Write the listing below out again exactly, dropping the images.

───── Available data

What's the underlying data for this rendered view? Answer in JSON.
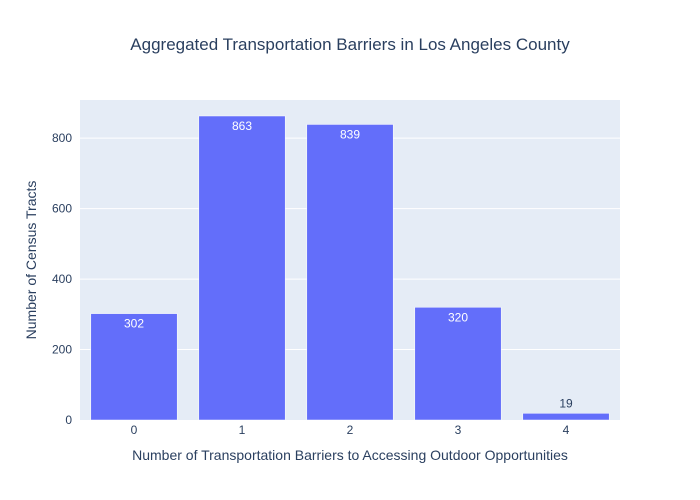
{
  "chart_data": {
    "type": "bar",
    "title": "Aggregated Transportation Barriers in Los Angeles County",
    "xlabel": "Number of Transportation Barriers to Accessing Outdoor Opportunities",
    "ylabel": "Number of Census Tracts",
    "categories": [
      "0",
      "1",
      "2",
      "3",
      "4"
    ],
    "values": [
      302,
      863,
      839,
      320,
      19
    ],
    "value_labels": [
      "302",
      "863",
      "839",
      "320",
      "19"
    ],
    "ylim": [
      0,
      908.4
    ],
    "yticks": [
      0,
      200,
      400,
      600,
      800
    ],
    "ytick_labels": [
      "0",
      "200",
      "400",
      "600",
      "800"
    ],
    "grid": true,
    "legend": "none",
    "colors": {
      "bar": "#636efa",
      "plot_bg": "#e5ecf6",
      "grid": "#ffffff",
      "text": "#2a3f5f",
      "label_inside": "#ffffff"
    }
  }
}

──────────

Finished task:
What's the underlying data for this rendered view? Answer in JSON.
{
  "chart_data": {
    "type": "bar",
    "title": "Aggregated Transportation Barriers in Los Angeles County",
    "xlabel": "Number of Transportation Barriers to Accessing Outdoor Opportunities",
    "ylabel": "Number of Census Tracts",
    "categories": [
      "0",
      "1",
      "2",
      "3",
      "4"
    ],
    "values": [
      302,
      863,
      839,
      320,
      19
    ],
    "value_labels": [
      "302",
      "863",
      "839",
      "320",
      "19"
    ],
    "ylim": [
      0,
      908.4
    ],
    "yticks": [
      0,
      200,
      400,
      600,
      800
    ],
    "ytick_labels": [
      "0",
      "200",
      "400",
      "600",
      "800"
    ],
    "grid": true,
    "legend": "none",
    "colors": {
      "bar": "#636efa",
      "plot_bg": "#e5ecf6",
      "grid": "#ffffff",
      "text": "#2a3f5f",
      "label_inside": "#ffffff"
    }
  }
}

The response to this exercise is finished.